◆ **Request**: Return every entry exactly as written.

◆ **Records for the exercise**:
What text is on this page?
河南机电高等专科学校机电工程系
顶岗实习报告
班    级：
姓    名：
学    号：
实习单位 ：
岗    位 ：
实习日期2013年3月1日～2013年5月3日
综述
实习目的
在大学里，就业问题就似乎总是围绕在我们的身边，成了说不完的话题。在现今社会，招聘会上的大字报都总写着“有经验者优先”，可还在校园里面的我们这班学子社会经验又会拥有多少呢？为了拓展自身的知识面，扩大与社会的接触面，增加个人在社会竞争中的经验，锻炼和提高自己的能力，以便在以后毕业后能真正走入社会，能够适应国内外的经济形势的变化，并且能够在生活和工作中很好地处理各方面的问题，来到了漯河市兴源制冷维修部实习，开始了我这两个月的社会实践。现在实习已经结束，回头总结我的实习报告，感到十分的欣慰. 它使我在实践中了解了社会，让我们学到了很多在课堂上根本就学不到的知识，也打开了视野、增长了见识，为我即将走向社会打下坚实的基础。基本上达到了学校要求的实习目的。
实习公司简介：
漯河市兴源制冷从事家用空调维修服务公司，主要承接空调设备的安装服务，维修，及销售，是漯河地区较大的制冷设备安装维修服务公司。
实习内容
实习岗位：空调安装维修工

◆ **Task result**:
What text is on this page?
河南机电高等专科学校机电工程系
顶岗实习报告
班    级：
姓    名：
学    号：
实习单位 ：
岗    位 ：
实习日期2013年3月1日～2013年5月3日
综述
实习目的
在大学里，就业问题就似乎总是围绕在我们的身边，成了说不完的话题。在现今社会，招聘会上的大字报都总写着“有经验者优先”，可还在校园里面的我们这班学子社会经验又会拥有多少呢？为了拓展自身的知识面，扩大与社会的接触面，增加个人在社会竞争中的经验，锻炼和提高自己的能力，以便在以后毕业后能真正走入社会，能够适应国内外的经济形势的变化，并且能够在生活和工作中很好地处理各方面的问题，来到了漯河市兴源制冷维修部实习，开始了我这两个月的社会实践。现在实习已经结束，回头总结我的实习报告，感到十分的欣慰. 它使我在实践中了解了社会，让我们学到了很多在课堂上根本就学不到的知识，也打开了视野、增长了见识，为我即将走向社会打下坚实的基础。基本上达到了学校要求的实习目的。
实习公司简介：
漯河市兴源制冷从事家用空调维修服务公司，主要承接空调设备的安装服务，维修，及销售，是漯河地区较大的制冷设备安装维修服务公司。
实习内容
实习岗位：空调安装维修工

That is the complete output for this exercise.